[Records from a data source]
▼

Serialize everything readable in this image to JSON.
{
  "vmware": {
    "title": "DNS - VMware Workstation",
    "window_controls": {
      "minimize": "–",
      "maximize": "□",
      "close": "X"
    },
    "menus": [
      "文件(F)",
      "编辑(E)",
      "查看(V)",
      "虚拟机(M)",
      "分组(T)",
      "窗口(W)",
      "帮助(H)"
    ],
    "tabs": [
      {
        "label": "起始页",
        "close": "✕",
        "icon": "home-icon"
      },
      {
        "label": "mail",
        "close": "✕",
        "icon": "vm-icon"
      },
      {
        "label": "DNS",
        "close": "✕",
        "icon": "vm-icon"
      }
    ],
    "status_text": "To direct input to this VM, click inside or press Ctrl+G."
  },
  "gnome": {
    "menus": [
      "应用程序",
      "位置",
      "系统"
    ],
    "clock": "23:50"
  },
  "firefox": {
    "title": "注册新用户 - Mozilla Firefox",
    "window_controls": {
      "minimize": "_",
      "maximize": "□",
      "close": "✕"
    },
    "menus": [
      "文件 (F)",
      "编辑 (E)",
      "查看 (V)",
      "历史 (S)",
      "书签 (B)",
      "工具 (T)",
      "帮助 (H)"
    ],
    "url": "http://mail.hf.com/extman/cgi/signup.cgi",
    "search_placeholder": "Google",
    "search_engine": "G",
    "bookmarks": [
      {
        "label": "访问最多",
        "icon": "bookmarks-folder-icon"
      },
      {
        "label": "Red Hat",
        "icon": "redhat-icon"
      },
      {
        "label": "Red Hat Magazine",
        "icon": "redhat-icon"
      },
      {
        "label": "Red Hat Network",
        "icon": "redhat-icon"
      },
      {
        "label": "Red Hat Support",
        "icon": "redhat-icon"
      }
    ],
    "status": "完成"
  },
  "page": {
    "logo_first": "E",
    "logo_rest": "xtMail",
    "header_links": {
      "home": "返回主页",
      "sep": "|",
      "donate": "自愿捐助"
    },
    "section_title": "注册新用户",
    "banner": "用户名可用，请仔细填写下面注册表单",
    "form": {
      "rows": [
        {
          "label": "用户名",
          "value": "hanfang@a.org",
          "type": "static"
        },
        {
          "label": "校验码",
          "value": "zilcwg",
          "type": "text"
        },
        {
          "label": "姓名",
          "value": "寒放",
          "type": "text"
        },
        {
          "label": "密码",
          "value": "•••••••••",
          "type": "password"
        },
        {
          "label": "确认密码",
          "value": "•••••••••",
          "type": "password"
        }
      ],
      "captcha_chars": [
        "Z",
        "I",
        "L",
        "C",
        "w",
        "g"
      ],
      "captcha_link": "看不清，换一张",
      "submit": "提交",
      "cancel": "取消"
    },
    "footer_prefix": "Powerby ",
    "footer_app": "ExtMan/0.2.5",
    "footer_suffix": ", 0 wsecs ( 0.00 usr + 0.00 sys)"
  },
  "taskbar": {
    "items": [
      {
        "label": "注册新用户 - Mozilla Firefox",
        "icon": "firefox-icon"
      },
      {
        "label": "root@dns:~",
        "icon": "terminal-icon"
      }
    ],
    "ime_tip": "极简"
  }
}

▲

**WHAT YOU NEED TO DO:** Write down every line of the data above that includes the string "value".

**TASK SOLUTION:**
          "value": "hanfang@a.org",
          "value": "zilcwg",
          "value": "寒放",
          "value": "•••••••••",
          "value": "•••••••••",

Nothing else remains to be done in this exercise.